INSTRUCTIONS FOR THE TASK:
Format the rows from the start through the line containing "poi-label-wakakusa-table-tennis[interactable]: 若草卓球場 —" as a numbered list, leaving out any blank lines.

Bounding box annotations:
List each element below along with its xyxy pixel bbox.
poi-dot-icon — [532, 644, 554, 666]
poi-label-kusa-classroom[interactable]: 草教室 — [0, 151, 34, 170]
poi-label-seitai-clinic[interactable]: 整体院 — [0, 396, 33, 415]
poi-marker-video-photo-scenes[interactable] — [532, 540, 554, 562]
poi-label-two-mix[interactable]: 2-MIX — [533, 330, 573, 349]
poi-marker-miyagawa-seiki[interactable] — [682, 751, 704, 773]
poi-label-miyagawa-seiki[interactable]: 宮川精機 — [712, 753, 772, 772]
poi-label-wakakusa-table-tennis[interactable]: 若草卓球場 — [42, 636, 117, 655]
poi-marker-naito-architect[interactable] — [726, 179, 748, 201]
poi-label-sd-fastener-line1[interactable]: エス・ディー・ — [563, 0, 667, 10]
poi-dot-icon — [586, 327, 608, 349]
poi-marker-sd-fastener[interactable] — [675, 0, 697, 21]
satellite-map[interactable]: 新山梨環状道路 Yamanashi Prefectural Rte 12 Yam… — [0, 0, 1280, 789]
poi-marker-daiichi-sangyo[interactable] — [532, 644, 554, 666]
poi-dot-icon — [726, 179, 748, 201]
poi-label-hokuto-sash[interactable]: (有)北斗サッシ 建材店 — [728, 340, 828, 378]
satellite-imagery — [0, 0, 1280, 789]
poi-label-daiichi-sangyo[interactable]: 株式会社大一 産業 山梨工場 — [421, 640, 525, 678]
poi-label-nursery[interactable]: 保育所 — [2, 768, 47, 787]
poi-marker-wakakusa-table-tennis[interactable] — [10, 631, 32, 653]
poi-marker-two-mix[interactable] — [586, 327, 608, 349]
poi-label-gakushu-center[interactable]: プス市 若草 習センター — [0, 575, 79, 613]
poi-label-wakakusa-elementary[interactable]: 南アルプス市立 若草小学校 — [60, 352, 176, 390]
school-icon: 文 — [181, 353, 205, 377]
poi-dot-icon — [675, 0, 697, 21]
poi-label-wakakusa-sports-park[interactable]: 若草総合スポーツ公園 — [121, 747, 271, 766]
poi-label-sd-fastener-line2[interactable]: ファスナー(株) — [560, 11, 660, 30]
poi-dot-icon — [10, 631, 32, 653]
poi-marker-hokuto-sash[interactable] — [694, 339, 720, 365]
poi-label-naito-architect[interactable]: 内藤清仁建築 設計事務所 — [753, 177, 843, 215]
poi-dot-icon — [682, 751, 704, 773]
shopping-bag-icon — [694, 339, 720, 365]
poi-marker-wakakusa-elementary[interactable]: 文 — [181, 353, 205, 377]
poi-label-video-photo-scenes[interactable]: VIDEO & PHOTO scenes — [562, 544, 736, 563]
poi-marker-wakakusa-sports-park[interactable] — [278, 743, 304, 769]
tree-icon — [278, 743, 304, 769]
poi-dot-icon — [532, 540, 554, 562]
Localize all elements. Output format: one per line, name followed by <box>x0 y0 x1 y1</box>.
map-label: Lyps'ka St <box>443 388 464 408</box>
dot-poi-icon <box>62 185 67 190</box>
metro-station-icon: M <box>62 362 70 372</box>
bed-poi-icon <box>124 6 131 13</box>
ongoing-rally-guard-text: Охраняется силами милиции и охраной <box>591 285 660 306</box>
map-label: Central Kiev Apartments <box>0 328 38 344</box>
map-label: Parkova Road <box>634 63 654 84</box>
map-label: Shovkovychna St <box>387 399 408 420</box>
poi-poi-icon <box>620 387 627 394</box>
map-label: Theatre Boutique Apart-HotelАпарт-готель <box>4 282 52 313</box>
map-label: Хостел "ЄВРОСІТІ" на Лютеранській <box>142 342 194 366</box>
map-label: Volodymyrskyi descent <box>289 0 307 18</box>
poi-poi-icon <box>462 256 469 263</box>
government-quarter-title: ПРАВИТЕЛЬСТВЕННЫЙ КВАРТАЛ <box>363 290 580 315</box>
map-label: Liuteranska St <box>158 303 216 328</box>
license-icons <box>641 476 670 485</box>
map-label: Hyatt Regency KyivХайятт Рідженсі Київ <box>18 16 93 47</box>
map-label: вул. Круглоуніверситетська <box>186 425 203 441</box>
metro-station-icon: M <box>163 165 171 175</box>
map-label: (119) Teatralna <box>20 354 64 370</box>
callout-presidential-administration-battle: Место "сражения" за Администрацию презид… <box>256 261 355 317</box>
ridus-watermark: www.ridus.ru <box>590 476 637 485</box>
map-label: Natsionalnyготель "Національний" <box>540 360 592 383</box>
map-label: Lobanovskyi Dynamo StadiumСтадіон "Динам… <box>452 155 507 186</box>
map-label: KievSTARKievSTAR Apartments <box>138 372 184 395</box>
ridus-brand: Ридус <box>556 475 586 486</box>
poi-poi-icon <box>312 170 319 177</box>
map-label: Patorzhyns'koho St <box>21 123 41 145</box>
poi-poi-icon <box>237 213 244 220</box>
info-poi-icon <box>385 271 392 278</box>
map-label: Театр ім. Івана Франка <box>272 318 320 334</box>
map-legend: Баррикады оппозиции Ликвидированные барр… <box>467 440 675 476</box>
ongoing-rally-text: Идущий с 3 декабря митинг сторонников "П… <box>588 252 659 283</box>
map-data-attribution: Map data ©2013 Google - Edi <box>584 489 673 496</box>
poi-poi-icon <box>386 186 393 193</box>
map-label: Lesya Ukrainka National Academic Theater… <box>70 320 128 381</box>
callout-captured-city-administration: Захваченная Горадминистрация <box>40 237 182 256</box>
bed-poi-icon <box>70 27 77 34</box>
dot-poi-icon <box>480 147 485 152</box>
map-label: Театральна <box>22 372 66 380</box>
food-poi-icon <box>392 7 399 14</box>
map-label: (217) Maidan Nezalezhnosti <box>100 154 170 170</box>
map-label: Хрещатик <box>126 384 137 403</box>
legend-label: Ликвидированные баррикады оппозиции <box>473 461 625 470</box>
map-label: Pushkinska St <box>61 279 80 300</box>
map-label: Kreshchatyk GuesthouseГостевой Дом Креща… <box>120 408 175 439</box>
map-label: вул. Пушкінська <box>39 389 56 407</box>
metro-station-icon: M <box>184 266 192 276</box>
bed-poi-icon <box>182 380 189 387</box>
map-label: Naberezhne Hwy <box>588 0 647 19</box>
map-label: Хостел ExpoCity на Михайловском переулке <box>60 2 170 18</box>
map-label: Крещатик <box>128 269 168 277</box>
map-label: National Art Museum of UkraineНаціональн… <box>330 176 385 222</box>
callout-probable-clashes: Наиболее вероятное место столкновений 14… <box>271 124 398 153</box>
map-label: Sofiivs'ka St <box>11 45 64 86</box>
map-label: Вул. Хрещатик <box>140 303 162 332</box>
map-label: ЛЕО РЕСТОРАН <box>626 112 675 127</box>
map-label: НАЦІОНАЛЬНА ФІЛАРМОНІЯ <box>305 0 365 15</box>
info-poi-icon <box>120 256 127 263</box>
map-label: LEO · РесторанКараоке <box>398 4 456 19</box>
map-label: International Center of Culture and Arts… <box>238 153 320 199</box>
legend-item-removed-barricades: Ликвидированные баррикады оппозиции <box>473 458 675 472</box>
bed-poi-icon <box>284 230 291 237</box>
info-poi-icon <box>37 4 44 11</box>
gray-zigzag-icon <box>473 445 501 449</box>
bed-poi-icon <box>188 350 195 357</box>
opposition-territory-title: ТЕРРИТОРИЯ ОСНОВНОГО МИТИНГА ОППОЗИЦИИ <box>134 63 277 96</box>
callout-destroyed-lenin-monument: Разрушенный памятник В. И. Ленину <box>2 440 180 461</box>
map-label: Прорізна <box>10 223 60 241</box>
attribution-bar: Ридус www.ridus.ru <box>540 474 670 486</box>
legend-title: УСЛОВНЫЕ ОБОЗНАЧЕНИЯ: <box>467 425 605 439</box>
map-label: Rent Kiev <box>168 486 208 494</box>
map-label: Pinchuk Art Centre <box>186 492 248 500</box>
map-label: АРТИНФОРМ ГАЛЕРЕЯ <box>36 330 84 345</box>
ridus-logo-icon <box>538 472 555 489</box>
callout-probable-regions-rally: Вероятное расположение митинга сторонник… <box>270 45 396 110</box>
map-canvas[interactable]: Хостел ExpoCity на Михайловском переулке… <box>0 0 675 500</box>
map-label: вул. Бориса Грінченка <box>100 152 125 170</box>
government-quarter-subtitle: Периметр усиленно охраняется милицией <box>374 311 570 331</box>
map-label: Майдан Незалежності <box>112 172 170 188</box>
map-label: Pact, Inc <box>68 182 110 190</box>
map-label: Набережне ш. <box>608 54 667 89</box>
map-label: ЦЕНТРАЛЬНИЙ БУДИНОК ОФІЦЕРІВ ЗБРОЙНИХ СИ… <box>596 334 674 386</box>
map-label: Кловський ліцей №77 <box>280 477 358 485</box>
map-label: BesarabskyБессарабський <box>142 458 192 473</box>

WORKED SOLUTION:
1. List each element below along with its xyxy pixel bbox.
2. poi-dot-icon — [532, 644, 554, 666]
3. poi-label-kusa-classroom[interactable]: 草教室 — [0, 151, 34, 170]
4. poi-label-seitai-clinic[interactable]: 整体院 — [0, 396, 33, 415]
5. poi-marker-video-photo-scenes[interactable] — [532, 540, 554, 562]
6. poi-label-two-mix[interactable]: 2-MIX — [533, 330, 573, 349]
7. poi-marker-miyagawa-seiki[interactable] — [682, 751, 704, 773]
8. poi-label-miyagawa-seiki[interactable]: 宮川精機 — [712, 753, 772, 772]
9. poi-label-wakakusa-table-tennis[interactable]: 若草卓球場 — [42, 636, 117, 655]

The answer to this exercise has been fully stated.